[A run of records]
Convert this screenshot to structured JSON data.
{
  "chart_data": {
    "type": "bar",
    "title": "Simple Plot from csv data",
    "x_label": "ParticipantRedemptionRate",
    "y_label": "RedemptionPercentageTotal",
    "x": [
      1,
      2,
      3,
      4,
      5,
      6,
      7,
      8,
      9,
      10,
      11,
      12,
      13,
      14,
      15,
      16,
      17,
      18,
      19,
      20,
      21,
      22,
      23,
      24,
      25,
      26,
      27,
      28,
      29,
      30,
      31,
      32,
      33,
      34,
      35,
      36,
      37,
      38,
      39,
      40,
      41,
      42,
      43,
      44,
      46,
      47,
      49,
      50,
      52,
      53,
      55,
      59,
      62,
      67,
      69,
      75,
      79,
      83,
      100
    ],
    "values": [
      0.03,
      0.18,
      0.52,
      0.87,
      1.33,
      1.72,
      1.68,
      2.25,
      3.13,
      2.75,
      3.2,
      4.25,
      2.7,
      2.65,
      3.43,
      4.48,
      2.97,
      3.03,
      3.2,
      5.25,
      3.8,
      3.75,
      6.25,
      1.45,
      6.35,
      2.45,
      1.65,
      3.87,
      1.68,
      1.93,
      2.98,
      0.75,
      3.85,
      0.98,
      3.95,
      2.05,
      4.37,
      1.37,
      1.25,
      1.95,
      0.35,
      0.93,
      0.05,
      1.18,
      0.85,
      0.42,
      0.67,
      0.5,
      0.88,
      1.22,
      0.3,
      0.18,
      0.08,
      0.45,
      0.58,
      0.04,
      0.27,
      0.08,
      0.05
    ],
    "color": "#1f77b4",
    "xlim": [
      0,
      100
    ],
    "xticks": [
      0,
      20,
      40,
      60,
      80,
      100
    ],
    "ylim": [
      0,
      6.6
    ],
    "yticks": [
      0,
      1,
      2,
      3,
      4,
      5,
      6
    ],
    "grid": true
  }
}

→ **What is being asked**:
Write out the material from the first line to the last, exactly.

→ **Response**:
Convert this screenshot to structured JSON data.
{
  "chart_data": {
    "type": "bar",
    "title": "Simple Plot from csv data",
    "x_label": "ParticipantRedemptionRate",
    "y_label": "RedemptionPercentageTotal",
    "x": [
      1,
      2,
      3,
      4,
      5,
      6,
      7,
      8,
      9,
      10,
      11,
      12,
      13,
      14,
      15,
      16,
      17,
      18,
      19,
      20,
      21,
      22,
      23,
      24,
      25,
      26,
      27,
      28,
      29,
      30,
      31,
      32,
      33,
      34,
      35,
      36,
      37,
      38,
      39,
      40,
      41,
      42,
      43,
      44,
      46,
      47,
      49,
      50,
      52,
      53,
      55,
      59,
      62,
      67,
      69,
      75,
      79,
      83,
      100
    ],
    "values": [
      0.03,
      0.18,
      0.52,
      0.87,
      1.33,
      1.72,
      1.68,
      2.25,
      3.13,
      2.75,
      3.2,
      4.25,
      2.7,
      2.65,
      3.43,
      4.48,
      2.97,
      3.03,
      3.2,
      5.25,
      3.8,
      3.75,
      6.25,
      1.45,
      6.35,
      2.45,
      1.65,
      3.87,
      1.68,
      1.93,
      2.98,
      0.75,
      3.85,
      0.98,
      3.95,
      2.05,
      4.37,
      1.37,
      1.25,
      1.95,
      0.35,
      0.93,
      0.05,
      1.18,
      0.85,
      0.42,
      0.67,
      0.5,
      0.88,
      1.22,
      0.3,
      0.18,
      0.08,
      0.45,
      0.58,
      0.04,
      0.27,
      0.08,
      0.05
    ],
    "color": "#1f77b4",
    "xlim": [
      0,
      100
    ],
    "xticks": [
      0,
      20,
      40,
      60,
      80,
      100
    ],
    "ylim": [
      0,
      6.6
    ],
    "yticks": [
      0,
      1,
      2,
      3,
      4,
      5,
      6
    ],
    "grid": true
  }
}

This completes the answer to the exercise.